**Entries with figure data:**
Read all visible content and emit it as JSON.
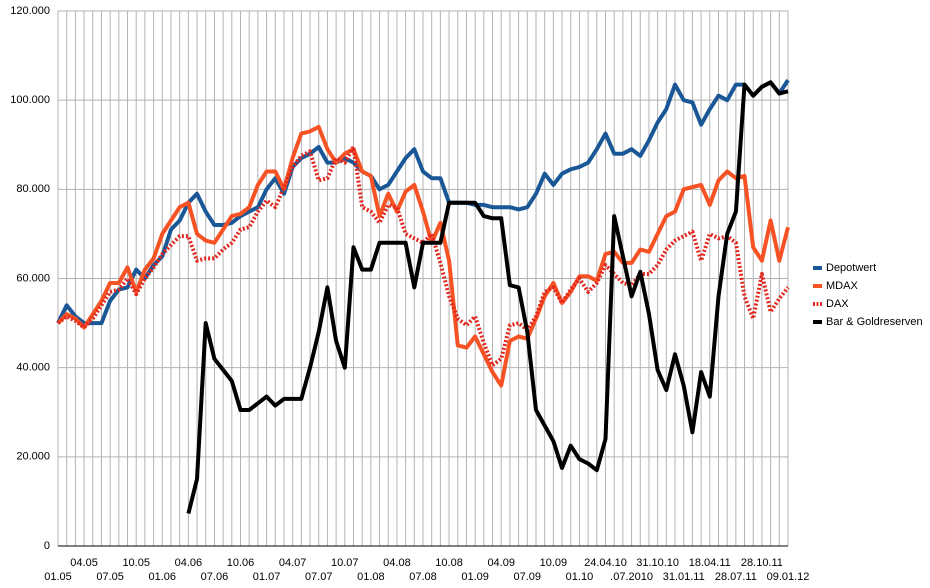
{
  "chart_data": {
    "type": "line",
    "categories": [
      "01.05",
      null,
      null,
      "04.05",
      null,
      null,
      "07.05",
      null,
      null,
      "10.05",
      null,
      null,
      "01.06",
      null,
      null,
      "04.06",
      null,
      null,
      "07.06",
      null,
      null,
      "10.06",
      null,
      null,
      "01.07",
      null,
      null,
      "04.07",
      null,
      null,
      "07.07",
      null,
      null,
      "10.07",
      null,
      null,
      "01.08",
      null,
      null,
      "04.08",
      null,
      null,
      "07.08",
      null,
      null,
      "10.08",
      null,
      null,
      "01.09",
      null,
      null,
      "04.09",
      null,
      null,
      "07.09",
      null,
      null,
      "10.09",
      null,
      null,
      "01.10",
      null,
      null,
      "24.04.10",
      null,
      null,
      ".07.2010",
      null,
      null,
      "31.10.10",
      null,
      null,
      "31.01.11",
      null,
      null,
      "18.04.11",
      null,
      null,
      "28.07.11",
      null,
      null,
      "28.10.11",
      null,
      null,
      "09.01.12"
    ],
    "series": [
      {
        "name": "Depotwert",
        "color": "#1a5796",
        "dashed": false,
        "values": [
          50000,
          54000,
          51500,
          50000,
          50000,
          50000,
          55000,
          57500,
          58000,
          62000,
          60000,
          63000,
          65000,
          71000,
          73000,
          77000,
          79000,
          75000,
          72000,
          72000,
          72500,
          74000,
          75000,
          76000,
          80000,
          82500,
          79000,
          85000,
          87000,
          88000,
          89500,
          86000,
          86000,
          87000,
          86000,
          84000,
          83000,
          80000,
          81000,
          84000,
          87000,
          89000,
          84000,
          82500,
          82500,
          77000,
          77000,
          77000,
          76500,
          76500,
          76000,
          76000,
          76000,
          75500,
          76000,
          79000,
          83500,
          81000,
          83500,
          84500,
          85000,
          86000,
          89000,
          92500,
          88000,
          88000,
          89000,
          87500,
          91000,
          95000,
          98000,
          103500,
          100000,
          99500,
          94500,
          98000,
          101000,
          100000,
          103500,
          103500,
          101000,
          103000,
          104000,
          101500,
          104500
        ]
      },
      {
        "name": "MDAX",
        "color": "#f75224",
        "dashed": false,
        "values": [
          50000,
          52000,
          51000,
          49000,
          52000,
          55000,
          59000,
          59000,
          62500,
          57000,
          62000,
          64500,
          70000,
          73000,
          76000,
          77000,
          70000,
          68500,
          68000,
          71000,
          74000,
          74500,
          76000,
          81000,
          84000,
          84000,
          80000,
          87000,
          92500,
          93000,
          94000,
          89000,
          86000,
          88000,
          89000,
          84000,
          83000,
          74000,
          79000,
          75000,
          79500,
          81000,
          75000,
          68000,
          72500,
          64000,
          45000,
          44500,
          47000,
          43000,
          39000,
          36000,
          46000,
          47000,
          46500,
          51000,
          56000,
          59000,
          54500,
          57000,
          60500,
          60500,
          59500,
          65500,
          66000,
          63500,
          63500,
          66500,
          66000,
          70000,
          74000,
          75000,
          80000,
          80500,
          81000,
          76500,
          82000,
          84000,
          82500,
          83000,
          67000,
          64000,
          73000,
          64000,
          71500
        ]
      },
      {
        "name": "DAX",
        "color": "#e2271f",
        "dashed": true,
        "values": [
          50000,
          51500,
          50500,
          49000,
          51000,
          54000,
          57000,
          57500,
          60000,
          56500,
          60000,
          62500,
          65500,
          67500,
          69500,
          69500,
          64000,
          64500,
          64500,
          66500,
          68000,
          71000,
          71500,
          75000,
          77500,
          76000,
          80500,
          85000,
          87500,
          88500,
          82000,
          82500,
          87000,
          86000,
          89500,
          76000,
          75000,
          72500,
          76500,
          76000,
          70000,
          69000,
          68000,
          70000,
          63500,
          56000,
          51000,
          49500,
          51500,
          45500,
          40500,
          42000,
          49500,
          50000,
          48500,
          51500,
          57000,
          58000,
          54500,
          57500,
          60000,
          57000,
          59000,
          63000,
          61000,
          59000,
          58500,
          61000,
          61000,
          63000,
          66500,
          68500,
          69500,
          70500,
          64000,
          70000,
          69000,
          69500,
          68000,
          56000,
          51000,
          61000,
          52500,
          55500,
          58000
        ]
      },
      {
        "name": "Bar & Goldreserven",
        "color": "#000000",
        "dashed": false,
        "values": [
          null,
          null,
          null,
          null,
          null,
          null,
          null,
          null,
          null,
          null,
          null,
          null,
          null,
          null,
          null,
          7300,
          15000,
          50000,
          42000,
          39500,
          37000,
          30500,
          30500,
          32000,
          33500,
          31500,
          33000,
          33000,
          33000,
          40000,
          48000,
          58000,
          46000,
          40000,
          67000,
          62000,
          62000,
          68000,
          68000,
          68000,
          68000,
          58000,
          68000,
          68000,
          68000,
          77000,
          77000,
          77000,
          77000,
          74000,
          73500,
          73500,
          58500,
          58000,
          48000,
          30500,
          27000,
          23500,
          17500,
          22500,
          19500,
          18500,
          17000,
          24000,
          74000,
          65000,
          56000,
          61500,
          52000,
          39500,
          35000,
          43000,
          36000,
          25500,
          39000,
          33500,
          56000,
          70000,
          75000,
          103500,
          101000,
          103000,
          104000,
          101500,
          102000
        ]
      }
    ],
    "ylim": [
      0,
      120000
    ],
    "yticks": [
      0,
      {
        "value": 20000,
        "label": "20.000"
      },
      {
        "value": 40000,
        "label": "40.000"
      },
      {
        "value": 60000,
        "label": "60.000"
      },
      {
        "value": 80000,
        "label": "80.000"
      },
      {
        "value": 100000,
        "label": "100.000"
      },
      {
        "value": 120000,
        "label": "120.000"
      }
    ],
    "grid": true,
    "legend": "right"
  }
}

**WORK INSTRUCTIONS:** Every record above must be given again exactly; drop the pictures.

**ANSWER TO THE TASK:**
Read all visible content and emit it as JSON.
{
  "chart_data": {
    "type": "line",
    "categories": [
      "01.05",
      null,
      null,
      "04.05",
      null,
      null,
      "07.05",
      null,
      null,
      "10.05",
      null,
      null,
      "01.06",
      null,
      null,
      "04.06",
      null,
      null,
      "07.06",
      null,
      null,
      "10.06",
      null,
      null,
      "01.07",
      null,
      null,
      "04.07",
      null,
      null,
      "07.07",
      null,
      null,
      "10.07",
      null,
      null,
      "01.08",
      null,
      null,
      "04.08",
      null,
      null,
      "07.08",
      null,
      null,
      "10.08",
      null,
      null,
      "01.09",
      null,
      null,
      "04.09",
      null,
      null,
      "07.09",
      null,
      null,
      "10.09",
      null,
      null,
      "01.10",
      null,
      null,
      "24.04.10",
      null,
      null,
      ".07.2010",
      null,
      null,
      "31.10.10",
      null,
      null,
      "31.01.11",
      null,
      null,
      "18.04.11",
      null,
      null,
      "28.07.11",
      null,
      null,
      "28.10.11",
      null,
      null,
      "09.01.12"
    ],
    "series": [
      {
        "name": "Depotwert",
        "color": "#1a5796",
        "dashed": false,
        "values": [
          50000,
          54000,
          51500,
          50000,
          50000,
          50000,
          55000,
          57500,
          58000,
          62000,
          60000,
          63000,
          65000,
          71000,
          73000,
          77000,
          79000,
          75000,
          72000,
          72000,
          72500,
          74000,
          75000,
          76000,
          80000,
          82500,
          79000,
          85000,
          87000,
          88000,
          89500,
          86000,
          86000,
          87000,
          86000,
          84000,
          83000,
          80000,
          81000,
          84000,
          87000,
          89000,
          84000,
          82500,
          82500,
          77000,
          77000,
          77000,
          76500,
          76500,
          76000,
          76000,
          76000,
          75500,
          76000,
          79000,
          83500,
          81000,
          83500,
          84500,
          85000,
          86000,
          89000,
          92500,
          88000,
          88000,
          89000,
          87500,
          91000,
          95000,
          98000,
          103500,
          100000,
          99500,
          94500,
          98000,
          101000,
          100000,
          103500,
          103500,
          101000,
          103000,
          104000,
          101500,
          104500
        ]
      },
      {
        "name": "MDAX",
        "color": "#f75224",
        "dashed": false,
        "values": [
          50000,
          52000,
          51000,
          49000,
          52000,
          55000,
          59000,
          59000,
          62500,
          57000,
          62000,
          64500,
          70000,
          73000,
          76000,
          77000,
          70000,
          68500,
          68000,
          71000,
          74000,
          74500,
          76000,
          81000,
          84000,
          84000,
          80000,
          87000,
          92500,
          93000,
          94000,
          89000,
          86000,
          88000,
          89000,
          84000,
          83000,
          74000,
          79000,
          75000,
          79500,
          81000,
          75000,
          68000,
          72500,
          64000,
          45000,
          44500,
          47000,
          43000,
          39000,
          36000,
          46000,
          47000,
          46500,
          51000,
          56000,
          59000,
          54500,
          57000,
          60500,
          60500,
          59500,
          65500,
          66000,
          63500,
          63500,
          66500,
          66000,
          70000,
          74000,
          75000,
          80000,
          80500,
          81000,
          76500,
          82000,
          84000,
          82500,
          83000,
          67000,
          64000,
          73000,
          64000,
          71500
        ]
      },
      {
        "name": "DAX",
        "color": "#e2271f",
        "dashed": true,
        "values": [
          50000,
          51500,
          50500,
          49000,
          51000,
          54000,
          57000,
          57500,
          60000,
          56500,
          60000,
          62500,
          65500,
          67500,
          69500,
          69500,
          64000,
          64500,
          64500,
          66500,
          68000,
          71000,
          71500,
          75000,
          77500,
          76000,
          80500,
          85000,
          87500,
          88500,
          82000,
          82500,
          87000,
          86000,
          89500,
          76000,
          75000,
          72500,
          76500,
          76000,
          70000,
          69000,
          68000,
          70000,
          63500,
          56000,
          51000,
          49500,
          51500,
          45500,
          40500,
          42000,
          49500,
          50000,
          48500,
          51500,
          57000,
          58000,
          54500,
          57500,
          60000,
          57000,
          59000,
          63000,
          61000,
          59000,
          58500,
          61000,
          61000,
          63000,
          66500,
          68500,
          69500,
          70500,
          64000,
          70000,
          69000,
          69500,
          68000,
          56000,
          51000,
          61000,
          52500,
          55500,
          58000
        ]
      },
      {
        "name": "Bar & Goldreserven",
        "color": "#000000",
        "dashed": false,
        "values": [
          null,
          null,
          null,
          null,
          null,
          null,
          null,
          null,
          null,
          null,
          null,
          null,
          null,
          null,
          null,
          7300,
          15000,
          50000,
          42000,
          39500,
          37000,
          30500,
          30500,
          32000,
          33500,
          31500,
          33000,
          33000,
          33000,
          40000,
          48000,
          58000,
          46000,
          40000,
          67000,
          62000,
          62000,
          68000,
          68000,
          68000,
          68000,
          58000,
          68000,
          68000,
          68000,
          77000,
          77000,
          77000,
          77000,
          74000,
          73500,
          73500,
          58500,
          58000,
          48000,
          30500,
          27000,
          23500,
          17500,
          22500,
          19500,
          18500,
          17000,
          24000,
          74000,
          65000,
          56000,
          61500,
          52000,
          39500,
          35000,
          43000,
          36000,
          25500,
          39000,
          33500,
          56000,
          70000,
          75000,
          103500,
          101000,
          103000,
          104000,
          101500,
          102000
        ]
      }
    ],
    "ylim": [
      0,
      120000
    ],
    "yticks": [
      0,
      {
        "value": 20000,
        "label": "20.000"
      },
      {
        "value": 40000,
        "label": "40.000"
      },
      {
        "value": 60000,
        "label": "60.000"
      },
      {
        "value": 80000,
        "label": "80.000"
      },
      {
        "value": 100000,
        "label": "100.000"
      },
      {
        "value": 120000,
        "label": "120.000"
      }
    ],
    "grid": true,
    "legend": "right"
  }
}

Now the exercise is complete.